— Given task —
From the entries below, gather each line containing the word "source".

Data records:

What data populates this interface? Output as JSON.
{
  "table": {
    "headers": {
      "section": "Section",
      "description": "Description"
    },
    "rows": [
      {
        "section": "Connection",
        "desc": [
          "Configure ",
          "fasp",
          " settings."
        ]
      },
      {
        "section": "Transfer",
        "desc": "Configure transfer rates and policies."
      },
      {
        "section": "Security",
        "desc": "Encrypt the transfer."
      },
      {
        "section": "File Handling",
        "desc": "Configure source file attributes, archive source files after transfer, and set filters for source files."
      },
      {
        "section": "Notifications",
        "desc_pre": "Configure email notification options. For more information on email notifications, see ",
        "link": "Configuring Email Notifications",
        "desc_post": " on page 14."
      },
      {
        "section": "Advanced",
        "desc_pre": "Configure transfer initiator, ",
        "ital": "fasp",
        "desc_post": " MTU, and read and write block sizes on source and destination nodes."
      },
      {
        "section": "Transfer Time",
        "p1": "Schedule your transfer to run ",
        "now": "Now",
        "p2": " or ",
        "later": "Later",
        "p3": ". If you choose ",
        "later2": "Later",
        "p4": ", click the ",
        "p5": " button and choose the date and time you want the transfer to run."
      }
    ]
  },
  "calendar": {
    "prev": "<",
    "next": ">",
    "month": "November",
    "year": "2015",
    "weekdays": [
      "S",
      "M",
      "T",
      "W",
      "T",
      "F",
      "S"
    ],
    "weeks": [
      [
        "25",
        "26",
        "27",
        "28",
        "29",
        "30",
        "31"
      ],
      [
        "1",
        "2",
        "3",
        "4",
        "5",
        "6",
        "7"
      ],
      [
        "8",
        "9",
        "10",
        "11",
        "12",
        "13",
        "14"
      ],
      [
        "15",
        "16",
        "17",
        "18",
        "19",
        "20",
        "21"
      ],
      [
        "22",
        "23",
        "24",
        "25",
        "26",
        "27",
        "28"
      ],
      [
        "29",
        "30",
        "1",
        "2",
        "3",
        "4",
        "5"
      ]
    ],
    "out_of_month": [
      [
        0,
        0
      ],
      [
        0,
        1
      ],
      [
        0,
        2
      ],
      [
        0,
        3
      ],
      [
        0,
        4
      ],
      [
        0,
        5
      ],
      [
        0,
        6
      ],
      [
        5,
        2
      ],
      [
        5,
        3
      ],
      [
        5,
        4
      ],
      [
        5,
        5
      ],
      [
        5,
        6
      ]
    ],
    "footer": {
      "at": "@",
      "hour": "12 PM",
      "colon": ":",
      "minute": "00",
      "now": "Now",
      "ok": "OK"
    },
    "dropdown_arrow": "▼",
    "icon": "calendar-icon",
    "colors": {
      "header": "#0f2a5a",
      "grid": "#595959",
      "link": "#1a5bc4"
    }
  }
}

— Answer to this task —
        "desc": "Configure source file attributes, archive source files after transfer, and set filters for source files."
        "desc_post": " MTU, and read and write block sizes on source and destination nodes."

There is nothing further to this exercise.